Without the pictures, print each of the records below exactly as it appears.

** Begin **

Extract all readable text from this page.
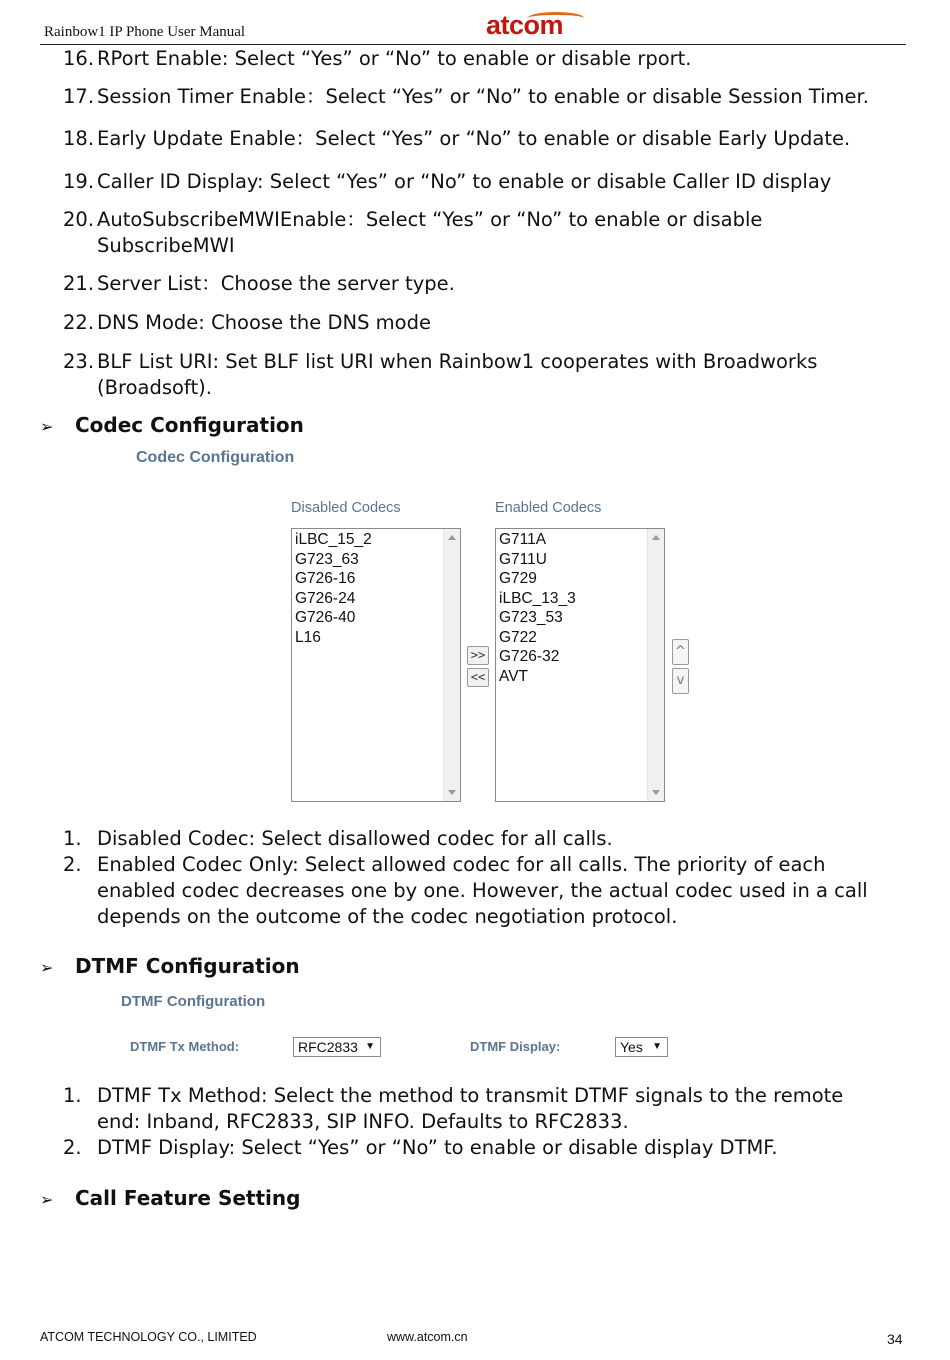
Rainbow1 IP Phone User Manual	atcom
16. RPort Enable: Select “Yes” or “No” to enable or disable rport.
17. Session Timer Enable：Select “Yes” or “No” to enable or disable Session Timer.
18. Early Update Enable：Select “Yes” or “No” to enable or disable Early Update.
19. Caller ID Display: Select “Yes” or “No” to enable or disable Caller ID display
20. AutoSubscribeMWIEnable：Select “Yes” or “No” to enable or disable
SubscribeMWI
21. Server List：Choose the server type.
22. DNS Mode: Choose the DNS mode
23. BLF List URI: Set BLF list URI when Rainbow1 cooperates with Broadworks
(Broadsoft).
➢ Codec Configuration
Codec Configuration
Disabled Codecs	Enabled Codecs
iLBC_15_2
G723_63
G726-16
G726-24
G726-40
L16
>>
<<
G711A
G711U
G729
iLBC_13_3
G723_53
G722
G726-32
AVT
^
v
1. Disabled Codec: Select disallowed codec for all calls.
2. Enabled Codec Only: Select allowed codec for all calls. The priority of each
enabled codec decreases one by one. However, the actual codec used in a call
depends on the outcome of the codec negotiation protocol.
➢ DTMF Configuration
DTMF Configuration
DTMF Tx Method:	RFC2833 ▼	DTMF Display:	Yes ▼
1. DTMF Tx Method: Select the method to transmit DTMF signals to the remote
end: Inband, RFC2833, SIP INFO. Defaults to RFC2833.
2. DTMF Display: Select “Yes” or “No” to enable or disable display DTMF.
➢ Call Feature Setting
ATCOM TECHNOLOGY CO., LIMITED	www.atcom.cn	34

** End **

Exercise output >>
Extract all readable text from this page.
Rainbow1 IP Phone User Manual	atcom
16. RPort Enable: Select “Yes” or “No” to enable or disable rport.
17. Session Timer Enable：Select “Yes” or “No” to enable or disable Session Timer.
18. Early Update Enable：Select “Yes” or “No” to enable or disable Early Update.
19. Caller ID Display: Select “Yes” or “No” to enable or disable Caller ID display
20. AutoSubscribeMWIEnable：Select “Yes” or “No” to enable or disable
SubscribeMWI
21. Server List：Choose the server type.
22. DNS Mode: Choose the DNS mode
23. BLF List URI: Set BLF list URI when Rainbow1 cooperates with Broadworks
(Broadsoft).
➢ Codec Configuration
Codec Configuration
Disabled Codecs	Enabled Codecs
iLBC_15_2
G723_63
G726-16
G726-24
G726-40
L16
>>
<<
G711A
G711U
G729
iLBC_13_3
G723_53
G722
G726-32
AVT
^
v
1. Disabled Codec: Select disallowed codec for all calls.
2. Enabled Codec Only: Select allowed codec for all calls. The priority of each
enabled codec decreases one by one. However, the actual codec used in a call
depends on the outcome of the codec negotiation protocol.
➢ DTMF Configuration
DTMF Configuration
DTMF Tx Method:	RFC2833 ▼	DTMF Display:	Yes ▼
1. DTMF Tx Method: Select the method to transmit DTMF signals to the remote
end: Inband, RFC2833, SIP INFO. Defaults to RFC2833.
2. DTMF Display: Select “Yes” or “No” to enable or disable display DTMF.
➢ Call Feature Setting
ATCOM TECHNOLOGY CO., LIMITED	www.atcom.cn	34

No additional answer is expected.